Saved entries
———

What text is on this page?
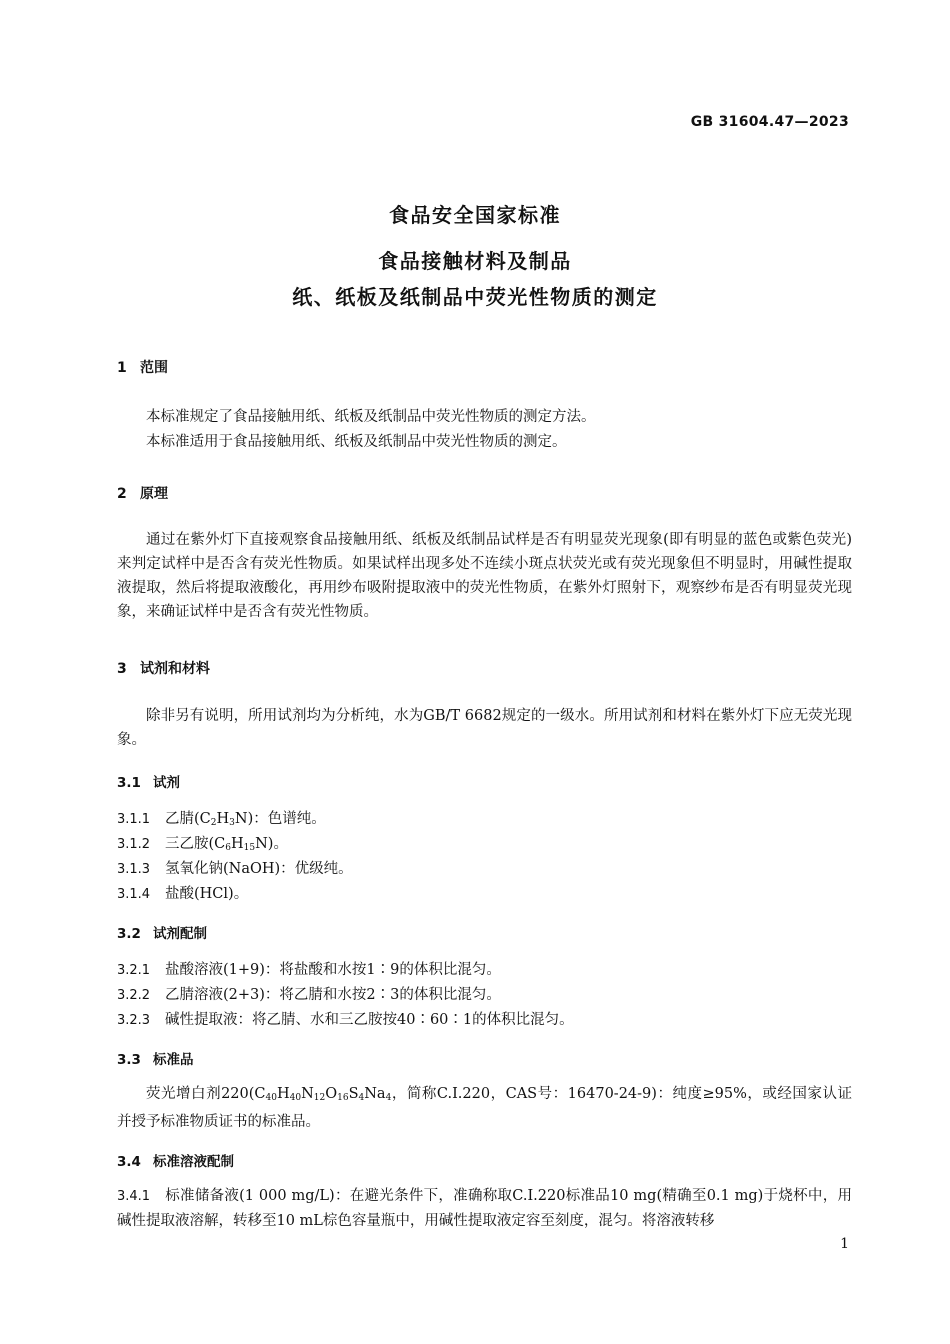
GB 31604.47—2023
食品安全国家标准
食品接触材料及制品
纸、纸板及纸制品中荧光性物质的测定
1 范围
本标准规定了食品接触用纸、纸板及纸制品中荧光性物质的测定方法。
本标准适用于食品接触用纸、纸板及纸制品中荧光性物质的测定。
2 原理
通过在紫外灯下直接观察食品接触用纸、纸板及纸制品试样是否有明显荧光现象(即有明显的蓝色或紫色荧光)来判定试样中是否含有荧光性物质。如果试样出现多处不连续小斑点状荧光或有荧光现象但不明显时，用碱性提取液提取，然后将提取液酸化，再用纱布吸附提取液中的荧光性物质，在紫外灯照射下，观察纱布是否有明显荧光现象，来确证试样中是否含有荧光性物质。
3 试剂和材料
除非另有说明，所用试剂均为分析纯，水为GB/T 6682规定的一级水。所用试剂和材料在紫外灯下应无荧光现象。
3.1 试剂
3.1.1 乙腈$(C_2H_3N)$：色谱纯。
3.1.2 三乙胺$(C_6H_{15}N)$。
3.1.3 氢氧化钠(NaOH)：优级纯。
3.1.4 盐酸(HCl)。
3.2 试剂配制
3.2.1 盐酸溶液(1+9)：将盐酸和水按1∶9的体积比混匀。
3.2.2 乙腈溶液(2+3)：将乙腈和水按2∶3的体积比混匀。
3.2.3 碱性提取液：将乙腈、水和三乙胺按40∶60∶1的体积比混匀。
3.3 标准品
荧光增白剂$220(C_{40}H_{40}N_{12}O_{16}S_4Na_4$，简称C.I.220，CAS号：16470-24-9)：纯度≥95%，或经国家认证并授予标准物质证书的标准品。
3.4 标准溶液配制
3.4.1 标准储备液(1 000 mg/L)：在避光条件下，准确称取C.I.220标准品10 mg(精确至0.1 mg)于烧杯中，用碱性提取液溶解，转移至10 mL棕色容量瓶中，用碱性提取液定容至刻度，混匀。将溶液转移
1
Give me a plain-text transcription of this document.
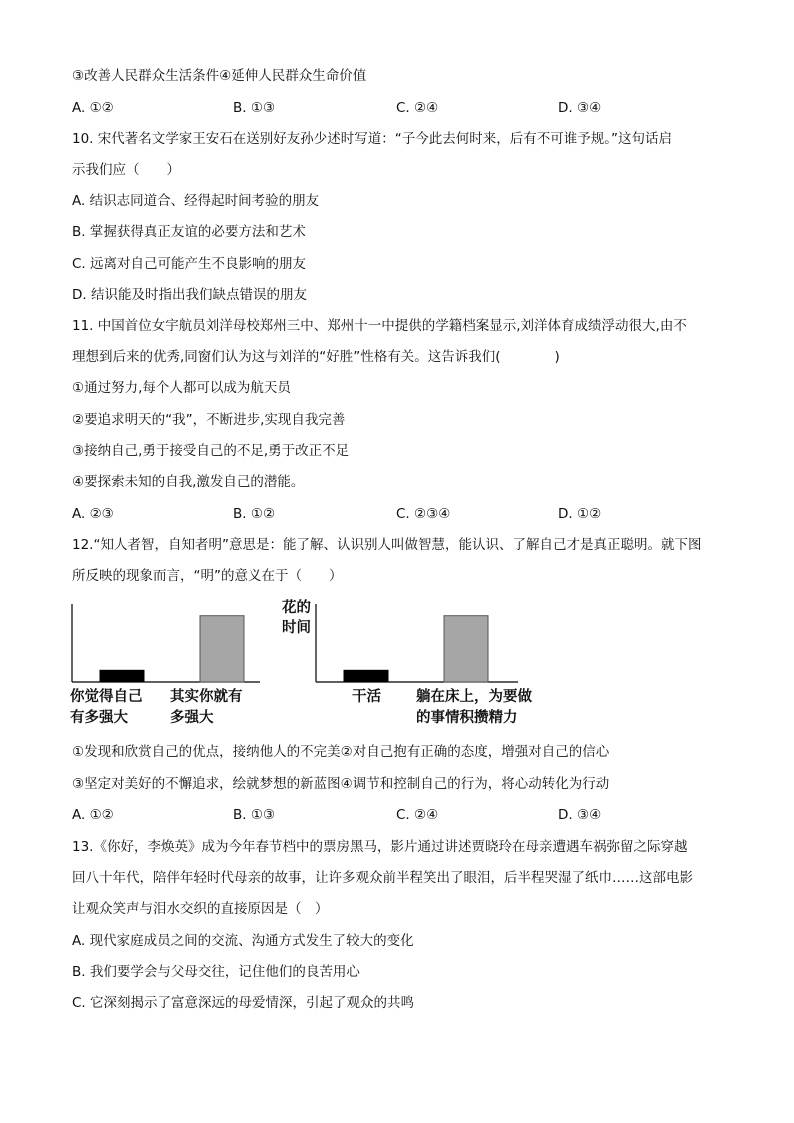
③改善人民群众生活条件④延伸人民群众生命价值
A. ①②	B. ①③	C. ②④	D. ③④
10. 宋代著名文学家王安石在送别好友孙少述时写道：“子今此去何时来，后有不可谁予规。”这句话启
示我们应（　　）
A. 结识志同道合、经得起时间考验的朋友
B. 掌握获得真正友谊的必要方法和艺术
C. 远离对自己可能产生不良影响的朋友
D. 结识能及时指出我们缺点错误的朋友
11. 中国首位女宇航员刘洋母校郑州三中、郑州十一中提供的学籍档案显示,刘洋体育成绩浮动很大,由不
理想到后来的优秀,同窗们认为这与刘洋的“好胜”性格有关。这告诉我们(　　　　)
①通过努力,每个人都可以成为航天员
②要追求明天的“我”，不断进步,实现自我完善
③接纳自己,勇于接受自己的不足,勇于改正不足
④要探索未知的自我,激发自己的潜能。
A. ②③	B. ①②	C. ②③④	D. ①②
12.“知人者智，自知者明”意思是：能了解、认识别人叫做智慧，能认识、了解自己才是真正聪明。就下图
所反映的现象而言，“明”的意义在于（　　）
你觉得自己
有多强大
其实你就有
多强大
花的
时间
干活 躺在床上，为要做
的事情积攒精力
①发现和欣赏自己的优点，接纳他人的不完美②对自己抱有正确的态度，增强对自己的信心
③坚定对美好的不懈追求，绘就梦想的新蓝图④调节和控制自己的行为，将心动转化为行动
A. ①②	B. ①③	C. ②④	D. ③④
13.《你好，李焕英》成为今年春节档中的票房黑马，影片通过讲述贾晓玲在母亲遭遇车祸弥留之际穿越
回八十年代，陪伴年轻时代母亲的故事，让许多观众前半程笑出了眼泪，后半程哭湿了纸巾……这部电影
让观众笑声与泪水交织的直接原因是（　）
A. 现代家庭成员之间的交流、沟通方式发生了较大的变化
B. 我们要学会与父母交往，记住他们的良苦用心
C. 它深刻揭示了富意深远的母爱情深，引起了观众的共鸣
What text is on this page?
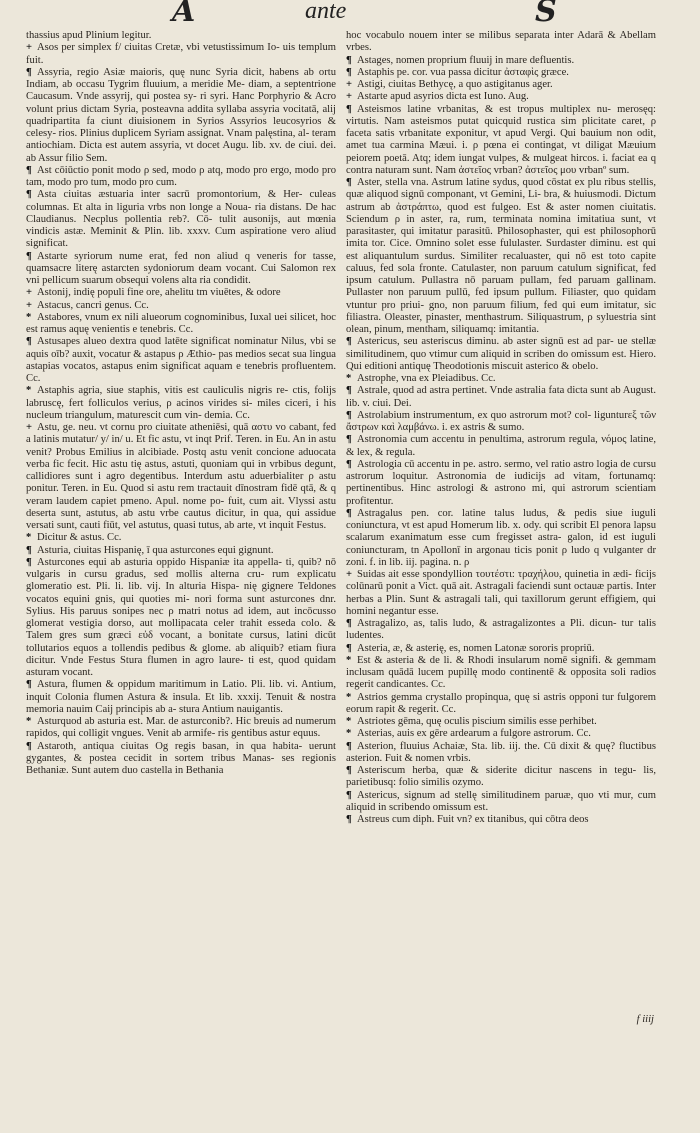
A	ante	S

thassius apud Plinium legitur.

+ Asos per simplex f/ ciuitas Cretæ, vbi vetustissimum Io- uis templum fuit.

¶ Assyria, regio Asiæ maioris, quę nunc Syria dicit, habens ab ortu Indiam, ab occasu Tygrim fluuium, a meridie Me- diam, a septentrione Caucasum. Vnde assyrij, qui postea sy- ri syri. Hanc Porphyrio & Acro volunt prius dictam Syria, posteavna addita syllaba assyria vocitatā, alij quadripartita fa ciunt diuisionem in Syrios Assyrios leucosyrios & celesy- rios. Plinius duplicem Syriam assignat. Vnam palęstina, al- teram antiochiam. Dicta est autem assyria, vt docet Augu. lib. xv. de ciui. dei. ab Assur filio Sem.

¶ Ast cōiūctio ponit modo ρ sed, modo ρ atq, modo pro ergo, modo pro tam, modo pro tum, modo pro cum.

¶ Asta ciuitas æstuaria inter sacrū promontorium, & Her- culeas columnas. Et alta in liguria vrbs non longe a Noua- ria distans. De hac Claudianus. Necplus pollentia reb?. Cō- tulit ausonijs, aut mœnia vindicis astæ. Meminit & Plin. lib. xxxv. Cum aspiratione vero aliud significat.

¶ Astarte syriorum nume erat, fed non aliud q veneris for tasse, quamsacre literę astarcten sydoniorum deam vocant. Cui Salomon rex vni pellicum suarum obsequi volens alta ria condidit.

+ Astonij, indię populi fine ore, ahelitu tm viuētes, & odore

+ Astacus, cancri genus. Cc.

* Astabores, vnum ex nili alueorum cognominibus, Iuxal uei silicet, hoc est ramus aquę venientis e tenebris. Cc.

¶ Astusapes alueo dextra quod latēte significat nominatur Nilus, vbi se aquis oīb? auxit, vocatur & astapus ρ Æthio- pas medios secat sua lingua astapias vocatos, astapus enim significat aquam e tenebris profluentem. Cc.

* Astaphis agria, siue staphis, vitis est cauliculis nigris re- ctis, folijs labruscę, fert folliculos verius, ρ acinos virides si- miles ciceri, i his nucleum triangulum, maturescit cum vin- demia. Cc.

+ Astu, ge. neu. vt cornu pro ciuitate atheniēsi, quā αστυ vo cabant, fed a latinis mutatur/ y/ in/ u. Et fic astu, vt inqt Prif. Teren. in Eu. An in astu venit? Probus Emilius in alcibiade. Postq astu venit concione aduocata verba fic fecit. Hic astu tię astus, astuti, quoniam qui in vrbibus degunt, callidiores sunt i agro degentibus. Interdum astu aduerbialiter ρ astu ponitur. Teren. in Eu. Quod si astu rem tractauit dīnostram fidē qtā, & q veram laudem capiet pmeno. Apul. nome po- fuit, cum ait. Vlyssi astu deserta sunt, astutus, ab astu vrbe cautus dicitur, in qua, qui assidue versati sunt, cauti fiūt, vel astutus, quasi tutus, ab arte, vt inquit Festus.

* Dicitur & astus. Cc.

¶ Asturia, ciuitas Hispanię, ī qua asturcones equi gignunt.

¶ Asturcones equi ab asturia oppido Hispaniæ ita appella- ti, quib? nō vulgaris in cursu gradus, sed mollis alterna cru- rum explicatu glomeratio est. Pli. li. lib. vij. In alturia Hispa- nię gignere Teldones vocatos equini gnis, qui quoties mi- nori forma sunt asturcones dnr. Sylius. His paruus sonipes nec ρ matri notus ad idem, aut incōcusso glomerat vestigia dorso, aut mollipacata celer trahit esseda colo. & Talem gres sum græci εὐδ vocant, a bonitate cursus, latini dicūt tollutarios equos a tollendis pedibus & glome. ab aliquib? etiam fiura dicitur. Vnde Festus Stura flumen in agro laure- ti est, quod quidam asturam vocant.

¶ Astura, flumen & oppidum maritimum in Latio. Pli. lib. vi. Antium, inquit Colonia flumen Astura & insula. Et lib. xxxij. Tenuit & nostra memoria nauim Caij principis ab a- stura Antium nauigantis.

* Asturquod ab asturia est. Mar. de asturconib?. Hic breuis ad numerum rapidos, qui colligit vngues. Venit ab armife- ris gentibus astur equus.

¶ Astaroth, antiqua ciuitas Og regis basan, in qua habita- uerunt gygantes, & postea cecidit in sortem tribus Manas- ses regionis Bethaniæ. Sunt autem duo castella in Bethania

hoc vocabulo nouem inter se milibus separata inter Adarā & Abellam vrbes.

¶ Astages, nomen proprium fluuij in mare defluentis.

¶ Astaphis pe. cor. vua passa dicitur ἀσταφὶς græce.

+ Astigi, ciuitas Bethycę, a quo astigitanus ager.

+ Astarte apud asyrios dicta est Iuno. Aug.

¶ Asteismos latine vrbanitas, & est tropus multiplex nu- merosęq: virtutis. Nam asteismos putat quicquid rustica sim plicitate caret, ρ faceta satis vrbanitate exponitur, vt apud Vergi. Qui bauium non odit, amet tua carmina Mæui. i. ρ pœna ei contingat, vt diligat Mæuium peiorem poetā. Atq; idem iungat vulpes, & mulgeat hircos. i. faciat ea q contra naturam sunt. Nam ἀστεῖος vrban? ἀστεῖος μου vrbanº sum.

¶ Aster, stella vna. Astrum latine sydus, quod cōstat ex plu ribus stellis, quæ aliquod signū componant, vt Gemini, Li- bra, & huiusmodi. Dictum astrum ab ἀστράπτω, quod est fulgeo. Est & aster nomen ciuitatis. Sciendum ρ in aster, ra, rum, terminata nomina imitatiua sunt, vt parasitaster, qui imitatur parasitū. Philosophaster, qui est philosophorū imita tor. Cice. Omnino solet esse fululaster. Surdaster diminu. est qui est aliquantulum surdus. Similiter recaluaster, qui nō est toto capite caluus, fed sola fronte. Catulaster, non paruum catulum significat, fed ipsum catulum. Pullastra nō paruam pullam, fed paruam gallinam. Pullaster non paruum pullū, fed ipsum pullum. Filiaster, quo quidam vtuntur pro priui- gno, non paruum filium, fed qui eum imitatur, sic filiastra. Oleaster, pinaster, menthastrum. Siliquastrum, ρ syluestria sint olean, pinum, mentham, siliquamq: imitantia.

¶ Astericus, seu asteriscus diminu. ab aster signū est ad par- ue stellæ similitudinem, quo vtimur cum aliquid in scriben do omissum est. Hiero. Qui editioni antiquę Theodotionis miscuit asterico & obelo.

* Astrophe, vna ex Pleiadibus. Cc.

¶ Astrale, quod ad astra pertinet. Vnde astralia fata dicta sunt ab August. lib. v. ciui. Dei.

¶ Astrolabium instrumentum, ex quo astrorum mot? col- ligunturεξ τῶν ἄστρων καὶ λαμβάνω. i. ex astris & sumo.

¶ Astronomia cum accentu in penultima, astrorum regula, νόμος latine, & lex, & regula.

¶ Astrologia cū accentu in pe. astro. sermo, vel ratio astro logia de cursu astrorum loquitur. Astronomia de iudicijs ad vitam, fortunamq: pertinentibus. Hinc astrologi & astrono mi, qui astrorum scientiam profitentur.

¶ Astragalus pen. cor. latine talus ludus, & pedis siue iuguli coniunctura, vt est apud Homerum lib. x. ody. qui scribit El penora lapsu scalarum exanimatum esse cum fregisset astra- galon, id est iuguli coniuncturam, tn Apollonī in argonau ticis ponit ρ ludo q vulganter dr zoni. f. in lib. iij. pagina. n. ρ

+ Suidas ait esse spondyllion τουτέστι: τραχήλου, quinetia in ædi- ficijs colūnarū ponit a Vict. quā ait. Astragali faciendi sunt octauæ partis. Inter herbas a Plin. Sunt & astragali tali, qui taxillorum gerunt effigiem, qui homini negantur esse.

¶ Astragalizo, as, talis ludo, & astragalizontes a Pli. dicun- tur talis ludentes.

¶ Asteria, æ, & asterię, es, nomen Latonæ sororis propriū.

* Est & asteria & de li. & Rhodi insularum nomē signifi. & gemmam inclusam quādā lucem pupillę modo continentē & opposita soli radios regerit candicantes. Cc.

* Astrios gemma crystallo propinqua, quę si astris opponi tur fulgorem eorum rapit & regerit. Cc.

* Astriotes gēma, quę oculis piscium similis esse perhibet.

* Asterias, auis ex gēre ardearum a fulgore astrorum. Cc.

¶ Asterion, fluuius Achaiæ, Sta. lib. iij. the. Cū dixit & quę? fluctibus asterion. Fuit & nomen vrbis.

¶ Asteriscum herba, quæ & siderite dicitur nascens in tegu- lis, parietibusq: folio similis ozymo.

¶ Astericus, signum ad stellę similitudinem paruæ, quo vti mur, cum aliquid in scribendo omissum est.

¶ Astreus cum diph. Fuit vn? ex titanibus, qui cōtra deos

f iiij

———

Short problem:
Look for lines containing the string "modo" and copy them all.

The solution:
¶ Ast cōiūctio ponit modo ρ sed, modo ρ atq, modo pro ergo, modo pro tam, modo pro tum, modo pro cum.
* Est & asteria & de li. & Rhodi insularum nomē signifi. & gemmam inclusam quādā lucem pupillę modo continentē & opposita soli radios regerit candicantes. Cc.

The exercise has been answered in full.